[Written exercise]: Return every line of the records below verbatim, with no pictures in the copy.

[Data items]
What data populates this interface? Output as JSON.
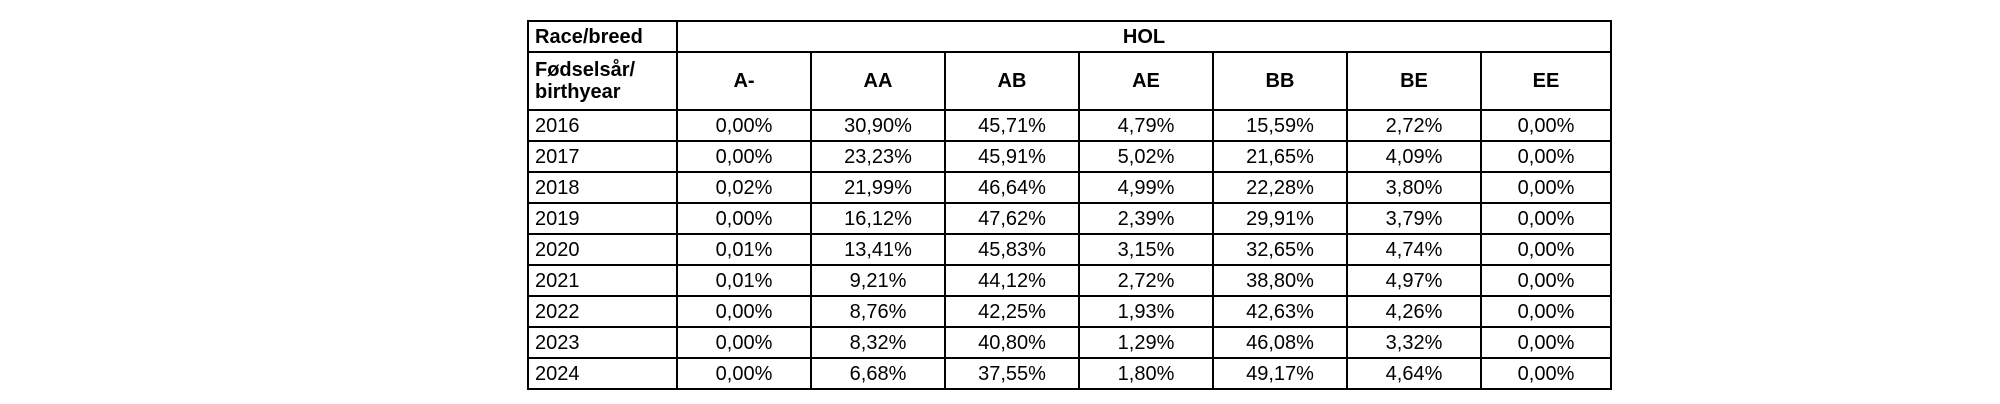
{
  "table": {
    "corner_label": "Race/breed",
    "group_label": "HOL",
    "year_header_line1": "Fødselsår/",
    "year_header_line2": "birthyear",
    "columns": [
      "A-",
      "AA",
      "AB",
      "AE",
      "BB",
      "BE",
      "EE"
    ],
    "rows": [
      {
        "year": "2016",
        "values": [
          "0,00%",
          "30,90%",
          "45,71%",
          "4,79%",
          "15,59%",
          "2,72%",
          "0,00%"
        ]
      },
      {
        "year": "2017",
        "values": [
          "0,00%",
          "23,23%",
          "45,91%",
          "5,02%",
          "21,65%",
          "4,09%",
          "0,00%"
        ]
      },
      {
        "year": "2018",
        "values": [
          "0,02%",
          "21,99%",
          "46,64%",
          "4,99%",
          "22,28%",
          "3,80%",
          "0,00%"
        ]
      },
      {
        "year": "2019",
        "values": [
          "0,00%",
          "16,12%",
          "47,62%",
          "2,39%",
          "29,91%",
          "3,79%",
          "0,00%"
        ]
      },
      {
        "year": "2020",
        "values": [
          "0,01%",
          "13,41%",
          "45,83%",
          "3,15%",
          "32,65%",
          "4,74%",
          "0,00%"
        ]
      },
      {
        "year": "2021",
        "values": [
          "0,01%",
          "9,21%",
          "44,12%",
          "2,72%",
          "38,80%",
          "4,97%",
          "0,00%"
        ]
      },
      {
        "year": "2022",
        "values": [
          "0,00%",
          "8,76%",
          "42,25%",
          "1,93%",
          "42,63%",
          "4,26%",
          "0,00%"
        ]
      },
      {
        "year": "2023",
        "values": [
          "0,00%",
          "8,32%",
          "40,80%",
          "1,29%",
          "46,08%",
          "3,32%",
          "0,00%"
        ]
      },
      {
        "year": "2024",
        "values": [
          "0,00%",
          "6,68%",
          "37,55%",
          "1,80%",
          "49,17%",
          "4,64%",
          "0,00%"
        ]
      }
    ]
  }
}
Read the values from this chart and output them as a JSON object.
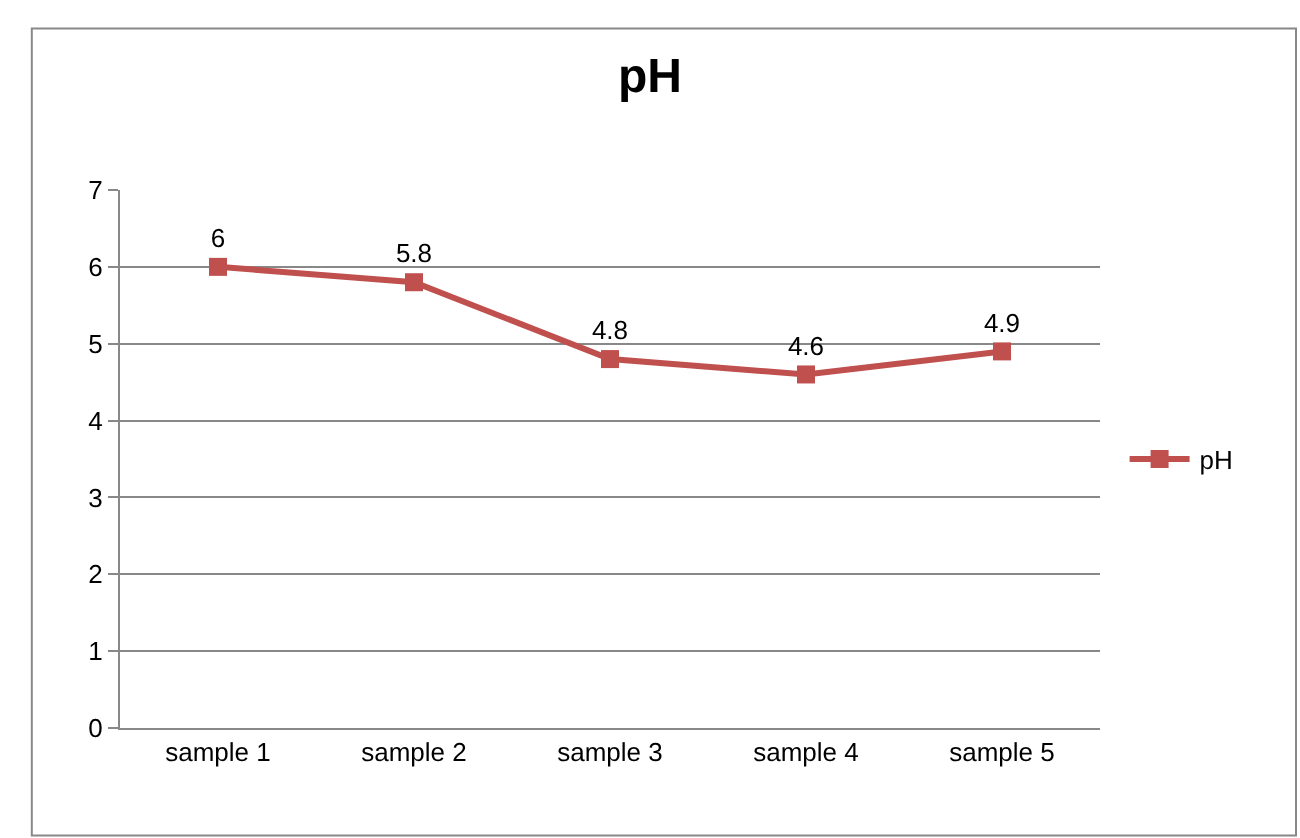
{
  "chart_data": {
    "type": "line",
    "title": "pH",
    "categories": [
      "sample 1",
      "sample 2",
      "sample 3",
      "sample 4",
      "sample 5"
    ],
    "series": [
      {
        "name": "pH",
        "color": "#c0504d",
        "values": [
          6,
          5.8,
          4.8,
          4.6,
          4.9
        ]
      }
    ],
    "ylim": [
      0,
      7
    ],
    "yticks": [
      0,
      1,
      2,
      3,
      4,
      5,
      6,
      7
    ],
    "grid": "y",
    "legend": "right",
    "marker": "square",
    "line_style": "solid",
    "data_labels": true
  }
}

[The completed task]:
What data populates this interface? Output as JSON.
{
  "table": {
    "corner_label": "Race/breed",
    "group_label": "HOL",
    "year_header_line1": "Fødselsår/",
    "year_header_line2": "birthyear",
    "columns": [
      "A-",
      "AA",
      "AB",
      "AE",
      "BB",
      "BE",
      "EE"
    ],
    "rows": [
      {
        "year": "2016",
        "values": [
          "0,00%",
          "30,90%",
          "45,71%",
          "4,79%",
          "15,59%",
          "2,72%",
          "0,00%"
        ]
      },
      {
        "year": "2017",
        "values": [
          "0,00%",
          "23,23%",
          "45,91%",
          "5,02%",
          "21,65%",
          "4,09%",
          "0,00%"
        ]
      },
      {
        "year": "2018",
        "values": [
          "0,02%",
          "21,99%",
          "46,64%",
          "4,99%",
          "22,28%",
          "3,80%",
          "0,00%"
        ]
      },
      {
        "year": "2019",
        "values": [
          "0,00%",
          "16,12%",
          "47,62%",
          "2,39%",
          "29,91%",
          "3,79%",
          "0,00%"
        ]
      },
      {
        "year": "2020",
        "values": [
          "0,01%",
          "13,41%",
          "45,83%",
          "3,15%",
          "32,65%",
          "4,74%",
          "0,00%"
        ]
      },
      {
        "year": "2021",
        "values": [
          "0,01%",
          "9,21%",
          "44,12%",
          "2,72%",
          "38,80%",
          "4,97%",
          "0,00%"
        ]
      },
      {
        "year": "2022",
        "values": [
          "0,00%",
          "8,76%",
          "42,25%",
          "1,93%",
          "42,63%",
          "4,26%",
          "0,00%"
        ]
      },
      {
        "year": "2023",
        "values": [
          "0,00%",
          "8,32%",
          "40,80%",
          "1,29%",
          "46,08%",
          "3,32%",
          "0,00%"
        ]
      },
      {
        "year": "2024",
        "values": [
          "0,00%",
          "6,68%",
          "37,55%",
          "1,80%",
          "49,17%",
          "4,64%",
          "0,00%"
        ]
      }
    ]
  }
}
Read the values from this chart and output them as a JSON object.
{
  "chart_data": {
    "type": "line",
    "title": "pH",
    "categories": [
      "sample 1",
      "sample 2",
      "sample 3",
      "sample 4",
      "sample 5"
    ],
    "series": [
      {
        "name": "pH",
        "color": "#c0504d",
        "values": [
          6,
          5.8,
          4.8,
          4.6,
          4.9
        ]
      }
    ],
    "ylim": [
      0,
      7
    ],
    "yticks": [
      0,
      1,
      2,
      3,
      4,
      5,
      6,
      7
    ],
    "grid": "y",
    "legend": "right",
    "marker": "square",
    "line_style": "solid",
    "data_labels": true
  }
}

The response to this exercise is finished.